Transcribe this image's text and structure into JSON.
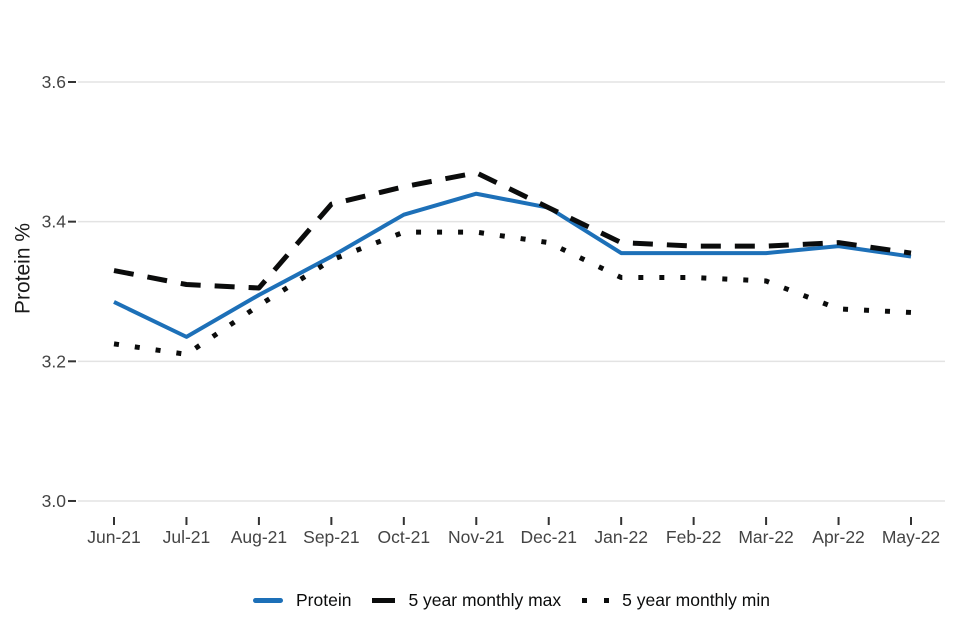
{
  "chart_data": {
    "type": "line",
    "title": "",
    "xlabel": "",
    "ylabel": "Protein %",
    "categories": [
      "Jun-21",
      "Jul-21",
      "Aug-21",
      "Sep-21",
      "Oct-21",
      "Nov-21",
      "Dec-21",
      "Jan-22",
      "Feb-22",
      "Mar-22",
      "Apr-22",
      "May-22"
    ],
    "yticks": [
      3.0,
      3.2,
      3.4,
      3.6
    ],
    "ytick_labels": [
      "3.0",
      "3.2",
      "3.4",
      "3.6"
    ],
    "ylim": [
      2.96,
      3.64
    ],
    "grid": "horizontal-only",
    "legend_position": "bottom-center",
    "series": [
      {
        "name": "Protein",
        "color": "#1d70b8",
        "style": "solid",
        "values": [
          3.285,
          3.235,
          3.295,
          3.35,
          3.41,
          3.44,
          3.42,
          3.355,
          3.355,
          3.355,
          3.365,
          3.35
        ]
      },
      {
        "name": "5 year monthly max",
        "color": "#0b0c0c",
        "style": "dashed",
        "values": [
          3.33,
          3.31,
          3.305,
          3.425,
          3.45,
          3.47,
          3.42,
          3.37,
          3.365,
          3.365,
          3.37,
          3.355
        ]
      },
      {
        "name": "5 year monthly min",
        "color": "#0b0c0c",
        "style": "dotted",
        "values": [
          3.225,
          3.21,
          3.28,
          3.345,
          3.385,
          3.385,
          3.37,
          3.32,
          3.32,
          3.315,
          3.275,
          3.27
        ]
      }
    ]
  },
  "colors": {
    "accent_blue": "#1d70b8",
    "line_black": "#0b0c0c",
    "gridline": "#e3e3e3",
    "tick_mark": "#333333",
    "tick_label": "#444444",
    "background": "#ffffff"
  }
}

────────────────

## WHAT YOU HAVE TO DO
Write out every line of the preceding listing that contains "style".

## ANSWER FOR THIS EXERCISE
        "style": "solid",
        "style": "dashed",
        "style": "dotted",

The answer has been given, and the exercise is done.